Gather all lines containing the string "libra" and copy them out.

* Start *

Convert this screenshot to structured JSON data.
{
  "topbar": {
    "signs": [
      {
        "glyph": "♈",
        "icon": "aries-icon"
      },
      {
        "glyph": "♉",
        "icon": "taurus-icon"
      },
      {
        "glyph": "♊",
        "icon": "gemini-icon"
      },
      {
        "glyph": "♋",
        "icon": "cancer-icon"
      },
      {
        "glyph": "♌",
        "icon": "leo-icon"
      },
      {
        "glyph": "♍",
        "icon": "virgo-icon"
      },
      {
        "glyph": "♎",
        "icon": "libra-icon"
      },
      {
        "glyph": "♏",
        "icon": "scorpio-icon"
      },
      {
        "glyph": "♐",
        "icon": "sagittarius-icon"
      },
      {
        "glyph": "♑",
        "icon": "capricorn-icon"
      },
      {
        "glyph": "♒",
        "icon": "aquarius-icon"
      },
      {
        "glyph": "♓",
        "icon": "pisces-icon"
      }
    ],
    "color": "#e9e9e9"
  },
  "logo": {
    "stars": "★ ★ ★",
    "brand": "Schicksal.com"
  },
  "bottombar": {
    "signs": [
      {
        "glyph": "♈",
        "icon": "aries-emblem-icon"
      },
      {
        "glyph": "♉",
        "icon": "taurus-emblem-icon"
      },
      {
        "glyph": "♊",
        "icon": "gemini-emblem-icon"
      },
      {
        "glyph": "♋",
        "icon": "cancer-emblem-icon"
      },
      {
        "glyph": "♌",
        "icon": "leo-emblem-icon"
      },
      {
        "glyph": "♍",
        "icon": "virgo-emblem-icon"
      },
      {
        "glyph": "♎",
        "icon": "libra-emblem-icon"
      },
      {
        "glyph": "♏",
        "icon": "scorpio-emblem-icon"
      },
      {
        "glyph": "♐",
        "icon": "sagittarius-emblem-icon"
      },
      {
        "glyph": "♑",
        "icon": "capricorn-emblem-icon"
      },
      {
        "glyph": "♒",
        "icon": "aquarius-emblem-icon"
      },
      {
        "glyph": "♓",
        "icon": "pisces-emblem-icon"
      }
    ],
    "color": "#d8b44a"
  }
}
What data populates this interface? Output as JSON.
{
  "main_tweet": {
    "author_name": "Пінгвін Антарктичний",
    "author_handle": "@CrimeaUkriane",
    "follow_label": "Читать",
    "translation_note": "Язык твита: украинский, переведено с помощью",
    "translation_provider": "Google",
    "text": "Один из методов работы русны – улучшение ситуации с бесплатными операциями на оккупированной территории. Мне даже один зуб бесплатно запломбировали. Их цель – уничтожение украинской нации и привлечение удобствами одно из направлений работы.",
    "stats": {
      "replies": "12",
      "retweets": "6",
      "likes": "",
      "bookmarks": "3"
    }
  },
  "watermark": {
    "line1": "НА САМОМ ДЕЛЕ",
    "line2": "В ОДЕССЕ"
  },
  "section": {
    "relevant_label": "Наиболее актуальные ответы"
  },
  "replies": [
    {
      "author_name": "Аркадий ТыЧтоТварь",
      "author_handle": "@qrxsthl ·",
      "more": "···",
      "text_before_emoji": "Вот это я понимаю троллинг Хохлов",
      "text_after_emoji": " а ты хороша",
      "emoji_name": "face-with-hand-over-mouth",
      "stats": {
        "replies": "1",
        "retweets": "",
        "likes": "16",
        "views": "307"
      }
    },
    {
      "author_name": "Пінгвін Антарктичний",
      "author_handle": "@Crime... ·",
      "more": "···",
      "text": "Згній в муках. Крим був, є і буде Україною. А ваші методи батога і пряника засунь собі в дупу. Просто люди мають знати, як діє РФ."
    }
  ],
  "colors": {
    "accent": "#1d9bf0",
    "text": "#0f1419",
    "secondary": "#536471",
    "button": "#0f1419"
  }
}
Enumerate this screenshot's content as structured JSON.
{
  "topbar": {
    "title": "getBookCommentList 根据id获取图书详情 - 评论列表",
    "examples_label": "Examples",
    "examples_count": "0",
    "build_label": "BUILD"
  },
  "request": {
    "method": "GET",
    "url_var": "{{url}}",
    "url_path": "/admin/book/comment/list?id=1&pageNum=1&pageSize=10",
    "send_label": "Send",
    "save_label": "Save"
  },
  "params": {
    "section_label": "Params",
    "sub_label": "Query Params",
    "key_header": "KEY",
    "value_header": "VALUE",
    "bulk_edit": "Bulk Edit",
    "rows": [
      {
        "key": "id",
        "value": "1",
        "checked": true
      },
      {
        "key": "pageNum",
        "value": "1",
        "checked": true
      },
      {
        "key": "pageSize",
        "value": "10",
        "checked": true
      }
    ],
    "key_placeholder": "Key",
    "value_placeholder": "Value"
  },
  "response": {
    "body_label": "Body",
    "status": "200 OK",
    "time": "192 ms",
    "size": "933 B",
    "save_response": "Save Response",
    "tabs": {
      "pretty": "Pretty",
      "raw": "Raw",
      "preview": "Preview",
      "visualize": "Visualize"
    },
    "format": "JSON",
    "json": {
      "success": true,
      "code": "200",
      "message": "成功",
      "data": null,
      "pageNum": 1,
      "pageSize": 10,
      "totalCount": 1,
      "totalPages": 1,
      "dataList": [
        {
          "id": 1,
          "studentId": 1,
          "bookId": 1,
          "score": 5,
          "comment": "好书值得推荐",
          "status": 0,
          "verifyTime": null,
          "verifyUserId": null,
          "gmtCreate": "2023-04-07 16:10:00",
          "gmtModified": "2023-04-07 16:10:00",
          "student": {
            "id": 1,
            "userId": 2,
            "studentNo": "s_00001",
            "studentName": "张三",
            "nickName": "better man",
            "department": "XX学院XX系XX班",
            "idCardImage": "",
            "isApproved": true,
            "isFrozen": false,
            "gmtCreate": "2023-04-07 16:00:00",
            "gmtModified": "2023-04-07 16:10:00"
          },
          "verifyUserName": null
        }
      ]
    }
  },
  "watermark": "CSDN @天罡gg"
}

* End *

COMPLETE OUTPUT
        "icon": "libra-icon"
        "icon": "libra-emblem-icon"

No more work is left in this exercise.